▶ GOAL OF THE EXERCISE: Isolate every line in the data with the string "salón" and copy it.

▶ DATASET ROWS:
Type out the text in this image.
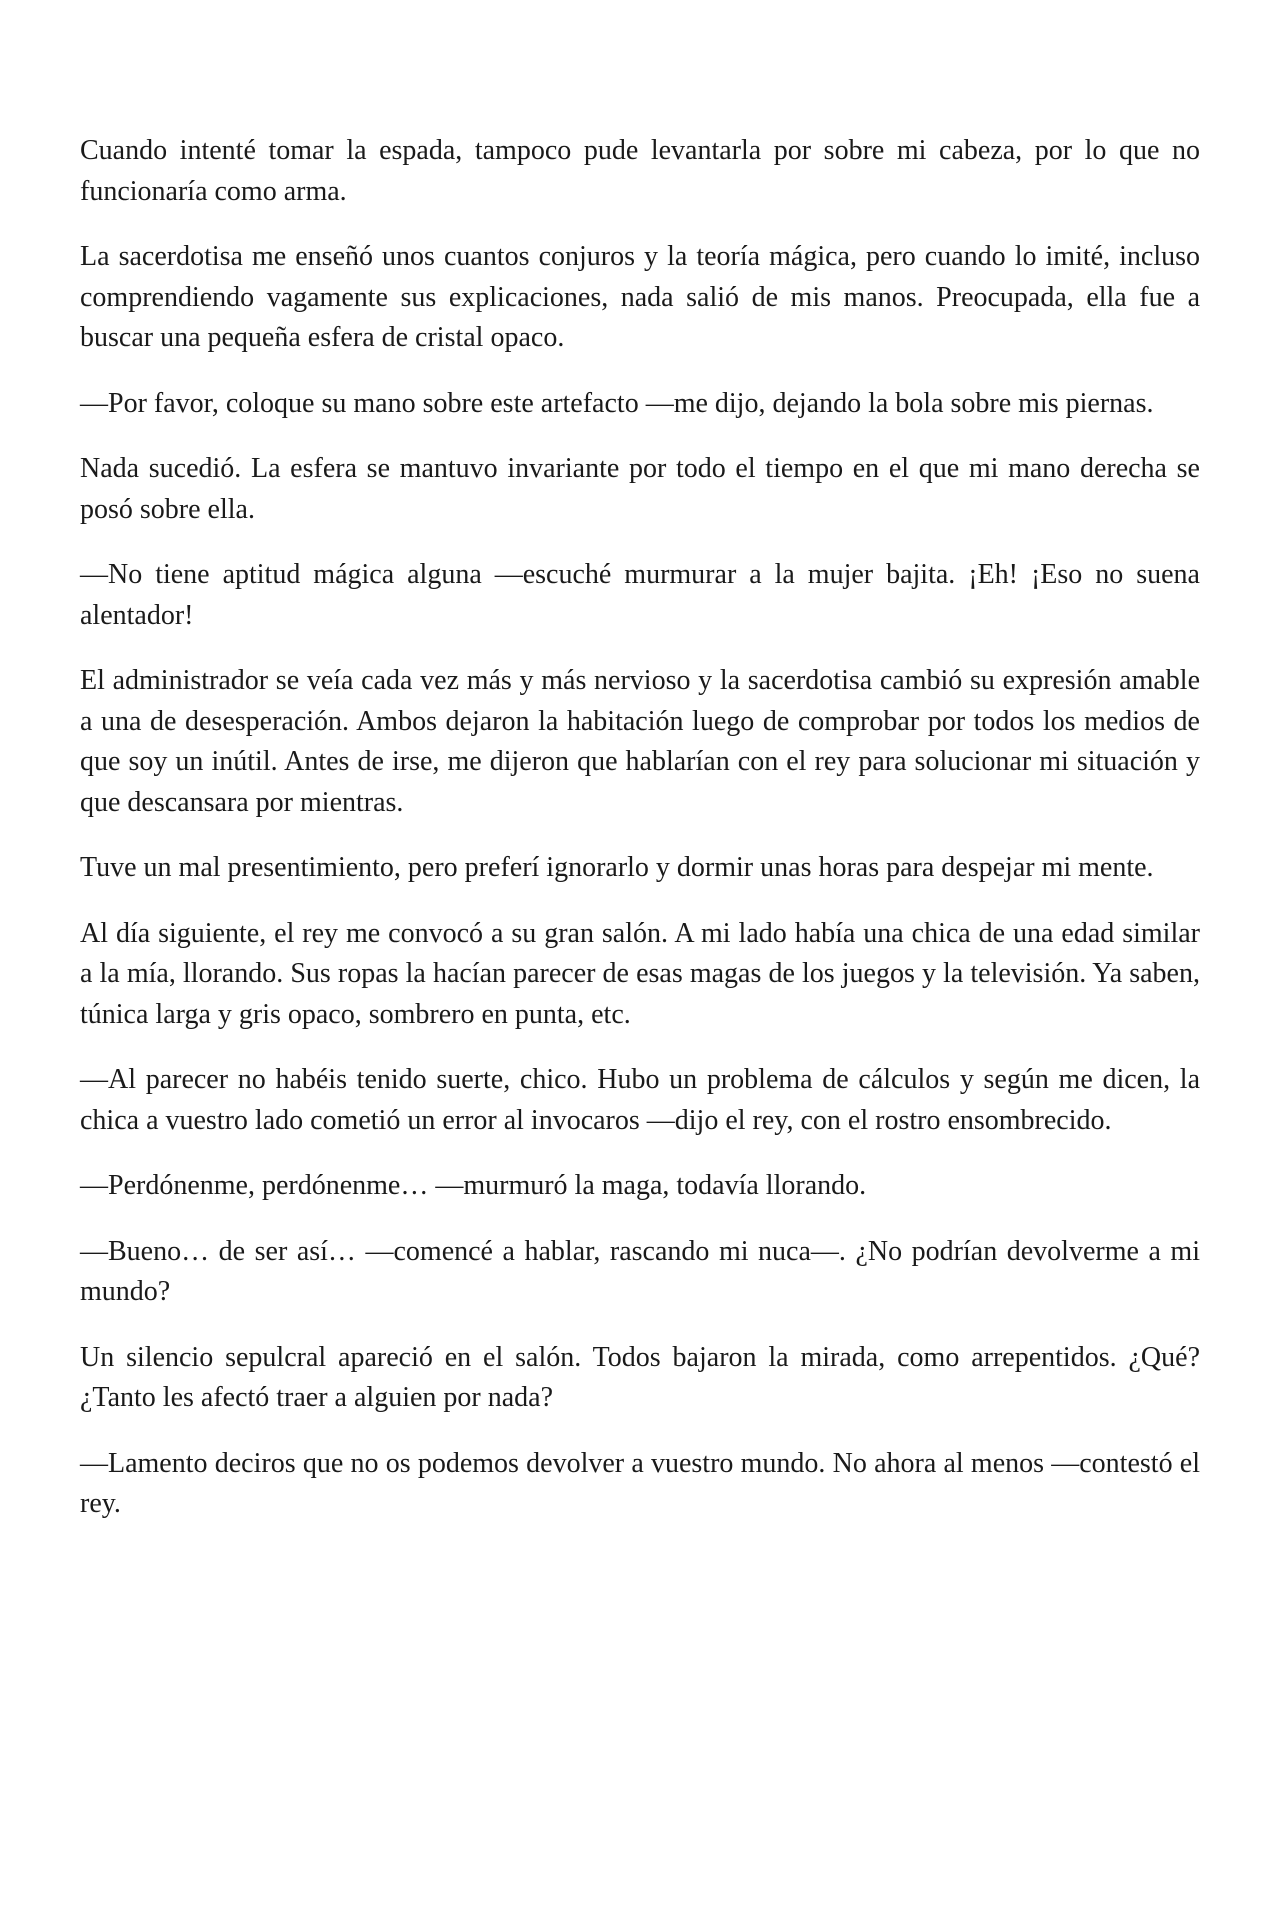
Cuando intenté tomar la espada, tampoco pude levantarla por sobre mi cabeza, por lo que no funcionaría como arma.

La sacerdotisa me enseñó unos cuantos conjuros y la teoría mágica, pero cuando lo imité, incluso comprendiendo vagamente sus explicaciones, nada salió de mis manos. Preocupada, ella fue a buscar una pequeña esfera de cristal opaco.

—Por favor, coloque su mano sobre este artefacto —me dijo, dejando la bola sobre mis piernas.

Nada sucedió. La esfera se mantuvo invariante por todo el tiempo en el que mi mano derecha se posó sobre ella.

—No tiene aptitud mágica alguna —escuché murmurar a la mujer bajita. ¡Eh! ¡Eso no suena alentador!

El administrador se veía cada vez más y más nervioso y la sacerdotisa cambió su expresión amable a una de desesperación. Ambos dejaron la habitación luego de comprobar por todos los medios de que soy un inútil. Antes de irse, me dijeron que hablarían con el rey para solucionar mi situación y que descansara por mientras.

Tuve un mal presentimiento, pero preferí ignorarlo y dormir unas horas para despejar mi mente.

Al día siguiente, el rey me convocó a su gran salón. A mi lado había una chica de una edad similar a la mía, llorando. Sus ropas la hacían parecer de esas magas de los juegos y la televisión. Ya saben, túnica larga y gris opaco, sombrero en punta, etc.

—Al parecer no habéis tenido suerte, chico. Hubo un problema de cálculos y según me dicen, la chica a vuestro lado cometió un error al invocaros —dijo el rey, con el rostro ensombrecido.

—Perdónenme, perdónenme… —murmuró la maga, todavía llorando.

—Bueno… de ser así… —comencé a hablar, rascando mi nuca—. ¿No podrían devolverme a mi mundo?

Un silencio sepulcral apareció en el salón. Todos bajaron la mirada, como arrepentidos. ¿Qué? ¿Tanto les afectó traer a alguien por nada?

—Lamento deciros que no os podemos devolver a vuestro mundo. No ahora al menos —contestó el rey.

▶ OUTPUT OF THE TASK:
Al día siguiente, el rey me convocó a su gran salón. A mi lado había una chica de una edad similar a la mía, llorando. Sus ropas la hacían parecer de esas magas de los juegos y la televisión. Ya saben, túnica larga y gris opaco, sombrero en punta, etc.
Un silencio sepulcral apareció en el salón. Todos bajaron la mirada, como arrepentidos. ¿Qué? ¿Tanto les afectó traer a alguien por nada?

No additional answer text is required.